* TO BE DONE: Reproduce the material in full, exactly as written.

* SUPPLIED INFORMATION:
---+---

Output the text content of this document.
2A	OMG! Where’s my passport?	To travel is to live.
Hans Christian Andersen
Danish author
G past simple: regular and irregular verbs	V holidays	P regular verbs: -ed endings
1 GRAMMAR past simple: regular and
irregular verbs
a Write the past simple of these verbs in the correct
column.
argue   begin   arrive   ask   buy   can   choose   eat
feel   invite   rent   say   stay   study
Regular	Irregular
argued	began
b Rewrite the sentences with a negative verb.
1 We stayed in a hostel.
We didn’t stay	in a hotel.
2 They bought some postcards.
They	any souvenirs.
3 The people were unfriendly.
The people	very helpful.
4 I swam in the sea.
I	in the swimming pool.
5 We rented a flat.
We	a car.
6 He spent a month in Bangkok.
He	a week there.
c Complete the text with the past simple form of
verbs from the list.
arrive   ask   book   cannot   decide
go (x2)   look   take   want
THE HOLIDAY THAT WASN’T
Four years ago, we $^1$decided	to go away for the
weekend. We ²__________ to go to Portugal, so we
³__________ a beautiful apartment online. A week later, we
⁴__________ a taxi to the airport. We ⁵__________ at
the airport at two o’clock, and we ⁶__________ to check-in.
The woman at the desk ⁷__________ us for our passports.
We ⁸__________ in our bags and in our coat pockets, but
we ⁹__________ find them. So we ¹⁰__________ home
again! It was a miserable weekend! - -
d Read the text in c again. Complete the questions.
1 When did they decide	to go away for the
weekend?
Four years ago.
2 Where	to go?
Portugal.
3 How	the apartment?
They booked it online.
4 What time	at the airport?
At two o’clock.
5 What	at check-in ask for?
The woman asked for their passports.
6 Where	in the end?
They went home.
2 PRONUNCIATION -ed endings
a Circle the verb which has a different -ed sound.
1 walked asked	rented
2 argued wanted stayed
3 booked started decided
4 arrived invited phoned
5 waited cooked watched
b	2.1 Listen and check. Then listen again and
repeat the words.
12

---+---

* ANSWER FOR THIS EXERCISE:
Output the text content of this document.
2A	OMG! Where’s my passport?	To travel is to live.
Hans Christian Andersen
Danish author
G past simple: regular and irregular verbs	V holidays	P regular verbs: -ed endings
1 GRAMMAR past simple: regular and
irregular verbs
a Write the past simple of these verbs in the correct
column.
argue   begin   arrive   ask   buy   can   choose   eat
feel   invite   rent   say   stay   study
Regular	Irregular
argued	began
b Rewrite the sentences with a negative verb.
1 We stayed in a hostel.
We didn’t stay	in a hotel.
2 They bought some postcards.
They	any souvenirs.
3 The people were unfriendly.
The people	very helpful.
4 I swam in the sea.
I	in the swimming pool.
5 We rented a flat.
We	a car.
6 He spent a month in Bangkok.
He	a week there.
c Complete the text with the past simple form of
verbs from the list.
arrive   ask   book   cannot   decide
go (x2)   look   take   want
THE HOLIDAY THAT WASN’T
Four years ago, we $^1$decided	to go away for the
weekend. We ²__________ to go to Portugal, so we
³__________ a beautiful apartment online. A week later, we
⁴__________ a taxi to the airport. We ⁵__________ at
the airport at two o’clock, and we ⁶__________ to check-in.
The woman at the desk ⁷__________ us for our passports.
We ⁸__________ in our bags and in our coat pockets, but
we ⁹__________ find them. So we ¹⁰__________ home
again! It was a miserable weekend! - -
d Read the text in c again. Complete the questions.
1 When did they decide	to go away for the
weekend?
Four years ago.
2 Where	to go?
Portugal.
3 How	the apartment?
They booked it online.
4 What time	at the airport?
At two o’clock.
5 What	at check-in ask for?
The woman asked for their passports.
6 Where	in the end?
They went home.
2 PRONUNCIATION -ed endings
a Circle the verb which has a different -ed sound.
1 walked asked	rented
2 argued wanted stayed
3 booked started decided
4 arrived invited phoned
5 waited cooked watched
b	2.1 Listen and check. Then listen again and
repeat the words.
12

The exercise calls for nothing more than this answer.